What this task involves.
Each record below should appear again exactly as written.

* START *

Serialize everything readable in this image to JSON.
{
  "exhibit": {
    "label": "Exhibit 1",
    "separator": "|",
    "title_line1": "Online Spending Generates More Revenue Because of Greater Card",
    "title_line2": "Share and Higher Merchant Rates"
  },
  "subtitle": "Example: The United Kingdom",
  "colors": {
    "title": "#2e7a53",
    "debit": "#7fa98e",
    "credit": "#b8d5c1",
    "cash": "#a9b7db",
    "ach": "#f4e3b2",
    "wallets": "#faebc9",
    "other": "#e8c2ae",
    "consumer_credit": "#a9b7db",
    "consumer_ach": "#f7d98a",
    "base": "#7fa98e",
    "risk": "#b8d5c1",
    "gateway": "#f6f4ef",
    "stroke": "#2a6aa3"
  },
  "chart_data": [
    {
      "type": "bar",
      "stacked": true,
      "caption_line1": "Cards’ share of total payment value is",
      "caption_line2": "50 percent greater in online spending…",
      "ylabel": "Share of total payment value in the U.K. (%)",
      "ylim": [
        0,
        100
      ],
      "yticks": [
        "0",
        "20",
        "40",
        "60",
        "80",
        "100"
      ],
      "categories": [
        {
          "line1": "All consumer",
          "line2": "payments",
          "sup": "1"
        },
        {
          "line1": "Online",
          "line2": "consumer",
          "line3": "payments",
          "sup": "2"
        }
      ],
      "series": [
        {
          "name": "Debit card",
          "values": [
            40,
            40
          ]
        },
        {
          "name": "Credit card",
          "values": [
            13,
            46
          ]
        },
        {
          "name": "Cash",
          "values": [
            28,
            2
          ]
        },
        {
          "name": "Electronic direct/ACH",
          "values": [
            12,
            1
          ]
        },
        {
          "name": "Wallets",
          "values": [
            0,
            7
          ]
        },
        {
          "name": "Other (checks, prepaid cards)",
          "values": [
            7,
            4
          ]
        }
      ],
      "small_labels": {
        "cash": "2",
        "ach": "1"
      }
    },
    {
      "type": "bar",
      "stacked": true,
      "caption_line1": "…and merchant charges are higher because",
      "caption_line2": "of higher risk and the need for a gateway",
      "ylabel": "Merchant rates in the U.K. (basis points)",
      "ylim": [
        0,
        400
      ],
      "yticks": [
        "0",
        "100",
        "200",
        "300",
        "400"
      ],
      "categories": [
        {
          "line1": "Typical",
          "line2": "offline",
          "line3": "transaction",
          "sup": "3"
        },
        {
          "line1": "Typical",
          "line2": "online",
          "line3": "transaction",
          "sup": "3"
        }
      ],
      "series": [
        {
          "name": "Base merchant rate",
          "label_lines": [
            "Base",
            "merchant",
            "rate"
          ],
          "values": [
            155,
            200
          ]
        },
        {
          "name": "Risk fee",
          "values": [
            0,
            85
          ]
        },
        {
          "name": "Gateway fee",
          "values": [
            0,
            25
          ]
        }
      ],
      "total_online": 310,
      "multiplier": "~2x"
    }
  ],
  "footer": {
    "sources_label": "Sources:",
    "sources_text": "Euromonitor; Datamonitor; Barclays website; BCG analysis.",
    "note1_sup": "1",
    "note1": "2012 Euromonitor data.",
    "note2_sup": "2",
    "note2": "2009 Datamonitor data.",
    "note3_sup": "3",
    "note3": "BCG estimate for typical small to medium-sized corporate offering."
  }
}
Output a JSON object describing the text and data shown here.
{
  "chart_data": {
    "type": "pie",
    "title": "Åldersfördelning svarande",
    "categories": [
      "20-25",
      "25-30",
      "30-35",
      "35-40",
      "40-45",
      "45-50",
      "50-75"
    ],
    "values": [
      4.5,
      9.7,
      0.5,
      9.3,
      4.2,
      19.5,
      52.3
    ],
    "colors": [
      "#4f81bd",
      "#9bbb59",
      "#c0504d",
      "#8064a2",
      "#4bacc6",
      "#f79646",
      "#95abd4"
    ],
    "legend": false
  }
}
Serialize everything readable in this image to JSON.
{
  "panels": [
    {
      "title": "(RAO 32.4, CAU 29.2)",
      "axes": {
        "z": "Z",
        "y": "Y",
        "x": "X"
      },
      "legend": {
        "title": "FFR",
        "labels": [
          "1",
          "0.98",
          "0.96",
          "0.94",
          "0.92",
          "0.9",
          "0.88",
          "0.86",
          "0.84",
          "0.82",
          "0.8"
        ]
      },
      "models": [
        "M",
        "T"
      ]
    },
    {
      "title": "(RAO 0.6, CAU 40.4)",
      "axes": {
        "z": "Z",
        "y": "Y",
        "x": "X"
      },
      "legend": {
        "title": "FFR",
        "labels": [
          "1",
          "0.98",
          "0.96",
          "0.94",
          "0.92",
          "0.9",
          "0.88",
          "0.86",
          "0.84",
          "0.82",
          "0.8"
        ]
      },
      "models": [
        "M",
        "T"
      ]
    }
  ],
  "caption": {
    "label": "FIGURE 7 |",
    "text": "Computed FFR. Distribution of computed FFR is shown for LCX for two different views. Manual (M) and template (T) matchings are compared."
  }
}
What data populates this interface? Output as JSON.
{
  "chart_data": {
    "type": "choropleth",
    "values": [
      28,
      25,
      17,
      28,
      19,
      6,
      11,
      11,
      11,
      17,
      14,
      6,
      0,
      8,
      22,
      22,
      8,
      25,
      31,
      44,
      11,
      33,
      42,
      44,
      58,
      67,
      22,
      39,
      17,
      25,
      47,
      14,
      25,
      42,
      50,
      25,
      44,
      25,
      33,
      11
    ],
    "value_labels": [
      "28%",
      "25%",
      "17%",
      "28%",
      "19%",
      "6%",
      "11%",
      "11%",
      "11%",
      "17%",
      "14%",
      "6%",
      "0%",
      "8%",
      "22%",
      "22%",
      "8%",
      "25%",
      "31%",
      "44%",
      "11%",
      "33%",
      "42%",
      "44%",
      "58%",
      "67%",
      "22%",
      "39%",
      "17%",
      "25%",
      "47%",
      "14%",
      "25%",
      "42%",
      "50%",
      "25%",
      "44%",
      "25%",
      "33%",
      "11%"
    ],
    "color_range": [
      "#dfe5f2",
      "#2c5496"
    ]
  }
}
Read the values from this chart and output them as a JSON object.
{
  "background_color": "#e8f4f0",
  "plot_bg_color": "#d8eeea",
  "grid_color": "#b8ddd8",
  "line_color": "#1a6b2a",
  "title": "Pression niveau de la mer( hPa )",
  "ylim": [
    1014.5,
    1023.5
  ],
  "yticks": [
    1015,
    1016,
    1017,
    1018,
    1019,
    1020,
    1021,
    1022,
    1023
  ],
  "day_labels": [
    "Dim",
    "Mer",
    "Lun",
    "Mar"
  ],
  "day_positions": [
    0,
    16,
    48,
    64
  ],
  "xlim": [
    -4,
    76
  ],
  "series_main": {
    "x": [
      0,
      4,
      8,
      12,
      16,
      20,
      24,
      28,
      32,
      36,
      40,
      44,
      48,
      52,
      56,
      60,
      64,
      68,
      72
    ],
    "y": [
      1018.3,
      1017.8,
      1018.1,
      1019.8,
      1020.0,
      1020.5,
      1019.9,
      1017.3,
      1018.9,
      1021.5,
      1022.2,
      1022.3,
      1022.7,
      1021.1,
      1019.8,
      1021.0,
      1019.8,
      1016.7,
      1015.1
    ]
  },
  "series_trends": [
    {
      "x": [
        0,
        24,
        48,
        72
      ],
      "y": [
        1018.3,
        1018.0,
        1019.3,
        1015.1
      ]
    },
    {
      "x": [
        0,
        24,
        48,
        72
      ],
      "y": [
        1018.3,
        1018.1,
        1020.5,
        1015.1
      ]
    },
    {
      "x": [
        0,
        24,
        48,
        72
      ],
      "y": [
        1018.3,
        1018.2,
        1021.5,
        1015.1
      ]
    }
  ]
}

* END *

Final result.
Serialize everything readable in this image to JSON.
{
  "exhibit": {
    "label": "Exhibit 1",
    "separator": "|",
    "title_line1": "Online Spending Generates More Revenue Because of Greater Card",
    "title_line2": "Share and Higher Merchant Rates"
  },
  "subtitle": "Example: The United Kingdom",
  "colors": {
    "title": "#2e7a53",
    "debit": "#7fa98e",
    "credit": "#b8d5c1",
    "cash": "#a9b7db",
    "ach": "#f4e3b2",
    "wallets": "#faebc9",
    "other": "#e8c2ae",
    "consumer_credit": "#a9b7db",
    "consumer_ach": "#f7d98a",
    "base": "#7fa98e",
    "risk": "#b8d5c1",
    "gateway": "#f6f4ef",
    "stroke": "#2a6aa3"
  },
  "chart_data": [
    {
      "type": "bar",
      "stacked": true,
      "caption_line1": "Cards’ share of total payment value is",
      "caption_line2": "50 percent greater in online spending…",
      "ylabel": "Share of total payment value in the U.K. (%)",
      "ylim": [
        0,
        100
      ],
      "yticks": [
        "0",
        "20",
        "40",
        "60",
        "80",
        "100"
      ],
      "categories": [
        {
          "line1": "All consumer",
          "line2": "payments",
          "sup": "1"
        },
        {
          "line1": "Online",
          "line2": "consumer",
          "line3": "payments",
          "sup": "2"
        }
      ],
      "series": [
        {
          "name": "Debit card",
          "values": [
            40,
            40
          ]
        },
        {
          "name": "Credit card",
          "values": [
            13,
            46
          ]
        },
        {
          "name": "Cash",
          "values": [
            28,
            2
          ]
        },
        {
          "name": "Electronic direct/ACH",
          "values": [
            12,
            1
          ]
        },
        {
          "name": "Wallets",
          "values": [
            0,
            7
          ]
        },
        {
          "name": "Other (checks, prepaid cards)",
          "values": [
            7,
            4
          ]
        }
      ],
      "small_labels": {
        "cash": "2",
        "ach": "1"
      }
    },
    {
      "type": "bar",
      "stacked": true,
      "caption_line1": "…and merchant charges are higher because",
      "caption_line2": "of higher risk and the need for a gateway",
      "ylabel": "Merchant rates in the U.K. (basis points)",
      "ylim": [
        0,
        400
      ],
      "yticks": [
        "0",
        "100",
        "200",
        "300",
        "400"
      ],
      "categories": [
        {
          "line1": "Typical",
          "line2": "offline",
          "line3": "transaction",
          "sup": "3"
        },
        {
          "line1": "Typical",
          "line2": "online",
          "line3": "transaction",
          "sup": "3"
        }
      ],
      "series": [
        {
          "name": "Base merchant rate",
          "label_lines": [
            "Base",
            "merchant",
            "rate"
          ],
          "values": [
            155,
            200
          ]
        },
        {
          "name": "Risk fee",
          "values": [
            0,
            85
          ]
        },
        {
          "name": "Gateway fee",
          "values": [
            0,
            25
          ]
        }
      ],
      "total_online": 310,
      "multiplier": "~2x"
    }
  ],
  "footer": {
    "sources_label": "Sources:",
    "sources_text": "Euromonitor; Datamonitor; Barclays website; BCG analysis.",
    "note1_sup": "1",
    "note1": "2012 Euromonitor data.",
    "note2_sup": "2",
    "note2": "2009 Datamonitor data.",
    "note3_sup": "3",
    "note3": "BCG estimate for typical small to medium-sized corporate offering."
  }
}
Output a JSON object describing the text and data shown here.
{
  "chart_data": {
    "type": "pie",
    "title": "Åldersfördelning svarande",
    "categories": [
      "20-25",
      "25-30",
      "30-35",
      "35-40",
      "40-45",
      "45-50",
      "50-75"
    ],
    "values": [
      4.5,
      9.7,
      0.5,
      9.3,
      4.2,
      19.5,
      52.3
    ],
    "colors": [
      "#4f81bd",
      "#9bbb59",
      "#c0504d",
      "#8064a2",
      "#4bacc6",
      "#f79646",
      "#95abd4"
    ],
    "legend": false
  }
}
Serialize everything readable in this image to JSON.
{
  "panels": [
    {
      "title": "(RAO 32.4, CAU 29.2)",
      "axes": {
        "z": "Z",
        "y": "Y",
        "x": "X"
      },
      "legend": {
        "title": "FFR",
        "labels": [
          "1",
          "0.98",
          "0.96",
          "0.94",
          "0.92",
          "0.9",
          "0.88",
          "0.86",
          "0.84",
          "0.82",
          "0.8"
        ]
      },
      "models": [
        "M",
        "T"
      ]
    },
    {
      "title": "(RAO 0.6, CAU 40.4)",
      "axes": {
        "z": "Z",
        "y": "Y",
        "x": "X"
      },
      "legend": {
        "title": "FFR",
        "labels": [
          "1",
          "0.98",
          "0.96",
          "0.94",
          "0.92",
          "0.9",
          "0.88",
          "0.86",
          "0.84",
          "0.82",
          "0.8"
        ]
      },
      "models": [
        "M",
        "T"
      ]
    }
  ],
  "caption": {
    "label": "FIGURE 7 |",
    "text": "Computed FFR. Distribution of computed FFR is shown for LCX for two different views. Manual (M) and template (T) matchings are compared."
  }
}
What data populates this interface? Output as JSON.
{
  "chart_data": {
    "type": "choropleth",
    "values": [
      28,
      25,
      17,
      28,
      19,
      6,
      11,
      11,
      11,
      17,
      14,
      6,
      0,
      8,
      22,
      22,
      8,
      25,
      31,
      44,
      11,
      33,
      42,
      44,
      58,
      67,
      22,
      39,
      17,
      25,
      47,
      14,
      25,
      42,
      50,
      25,
      44,
      25,
      33,
      11
    ],
    "value_labels": [
      "28%",
      "25%",
      "17%",
      "28%",
      "19%",
      "6%",
      "11%",
      "11%",
      "11%",
      "17%",
      "14%",
      "6%",
      "0%",
      "8%",
      "22%",
      "22%",
      "8%",
      "25%",
      "31%",
      "44%",
      "11%",
      "33%",
      "42%",
      "44%",
      "58%",
      "67%",
      "22%",
      "39%",
      "17%",
      "25%",
      "47%",
      "14%",
      "25%",
      "42%",
      "50%",
      "25%",
      "44%",
      "25%",
      "33%",
      "11%"
    ],
    "color_range": [
      "#dfe5f2",
      "#2c5496"
    ]
  }
}
Read the values from this chart and output them as a JSON object.
{
  "background_color": "#e8f4f0",
  "plot_bg_color": "#d8eeea",
  "grid_color": "#b8ddd8",
  "line_color": "#1a6b2a",
  "title": "Pression niveau de la mer( hPa )",
  "ylim": [
    1014.5,
    1023.5
  ],
  "yticks": [
    1015,
    1016,
    1017,
    1018,
    1019,
    1020,
    1021,
    1022,
    1023
  ],
  "day_labels": [
    "Dim",
    "Mer",
    "Lun",
    "Mar"
  ],
  "day_positions": [
    0,
    16,
    48,
    64
  ],
  "xlim": [
    -4,
    76
  ],
  "series_main": {
    "x": [
      0,
      4,
      8,
      12,
      16,
      20,
      24,
      28,
      32,
      36,
      40,
      44,
      48,
      52,
      56,
      60,
      64,
      68,
      72
    ],
    "y": [
      1018.3,
      1017.8,
      1018.1,
      1019.8,
      1020.0,
      1020.5,
      1019.9,
      1017.3,
      1018.9,
      1021.5,
      1022.2,
      1022.3,
      1022.7,
      1021.1,
      1019.8,
      1021.0,
      1019.8,
      1016.7,
      1015.1
    ]
  },
  "series_trends": [
    {
      "x": [
        0,
        24,
        48,
        72
      ],
      "y": [
        1018.3,
        1018.0,
        1019.3,
        1015.1
      ]
    },
    {
      "x": [
        0,
        24,
        48,
        72
      ],
      "y": [
        1018.3,
        1018.1,
        1020.5,
        1015.1
      ]
    },
    {
      "x": [
        0,
        24,
        48,
        72
      ],
      "y": [
        1018.3,
        1018.2,
        1021.5,
        1015.1
      ]
    }
  ]
}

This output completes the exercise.